start DATA TO USE

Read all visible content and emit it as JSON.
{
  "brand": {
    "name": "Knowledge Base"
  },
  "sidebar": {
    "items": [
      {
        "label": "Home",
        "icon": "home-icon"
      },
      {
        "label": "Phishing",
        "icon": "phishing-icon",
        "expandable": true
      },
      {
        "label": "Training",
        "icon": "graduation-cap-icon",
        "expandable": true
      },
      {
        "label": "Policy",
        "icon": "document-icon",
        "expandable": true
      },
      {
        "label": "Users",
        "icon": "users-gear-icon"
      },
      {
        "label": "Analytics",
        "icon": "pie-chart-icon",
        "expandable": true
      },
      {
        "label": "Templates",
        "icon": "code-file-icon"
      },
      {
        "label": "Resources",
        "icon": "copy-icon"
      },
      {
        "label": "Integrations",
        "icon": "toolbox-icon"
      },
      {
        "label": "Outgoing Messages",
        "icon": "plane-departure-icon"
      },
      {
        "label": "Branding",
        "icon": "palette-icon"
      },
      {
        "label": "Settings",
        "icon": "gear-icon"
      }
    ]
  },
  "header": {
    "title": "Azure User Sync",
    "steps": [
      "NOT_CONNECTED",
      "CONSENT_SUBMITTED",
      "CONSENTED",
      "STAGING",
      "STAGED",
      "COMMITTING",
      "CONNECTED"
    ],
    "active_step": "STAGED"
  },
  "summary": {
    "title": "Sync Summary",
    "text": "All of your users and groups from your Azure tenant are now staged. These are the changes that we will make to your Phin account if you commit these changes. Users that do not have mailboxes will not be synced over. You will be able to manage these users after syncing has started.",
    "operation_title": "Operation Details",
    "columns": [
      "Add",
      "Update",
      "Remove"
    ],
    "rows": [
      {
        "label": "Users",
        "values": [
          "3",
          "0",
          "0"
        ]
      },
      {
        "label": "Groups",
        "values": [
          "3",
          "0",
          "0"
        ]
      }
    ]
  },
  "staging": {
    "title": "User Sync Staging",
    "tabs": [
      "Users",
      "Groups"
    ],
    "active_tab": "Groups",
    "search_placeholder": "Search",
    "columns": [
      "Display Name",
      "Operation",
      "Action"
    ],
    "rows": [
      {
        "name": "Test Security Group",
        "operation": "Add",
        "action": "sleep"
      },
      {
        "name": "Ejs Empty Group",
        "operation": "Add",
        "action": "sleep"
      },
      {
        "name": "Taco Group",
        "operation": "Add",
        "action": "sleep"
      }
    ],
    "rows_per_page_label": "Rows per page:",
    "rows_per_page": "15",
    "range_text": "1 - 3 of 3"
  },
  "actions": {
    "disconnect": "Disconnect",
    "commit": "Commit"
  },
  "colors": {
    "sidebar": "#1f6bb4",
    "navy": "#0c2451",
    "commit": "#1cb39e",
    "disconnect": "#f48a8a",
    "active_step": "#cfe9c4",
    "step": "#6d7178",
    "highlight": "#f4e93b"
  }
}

end DATA TO USE

STATED TASK: In the entries above, find each line with the string "disconnect" and copy it.

EXERCISE OUTPUT:
    "disconnect": "Disconnect",
    "disconnect": "#f48a8a",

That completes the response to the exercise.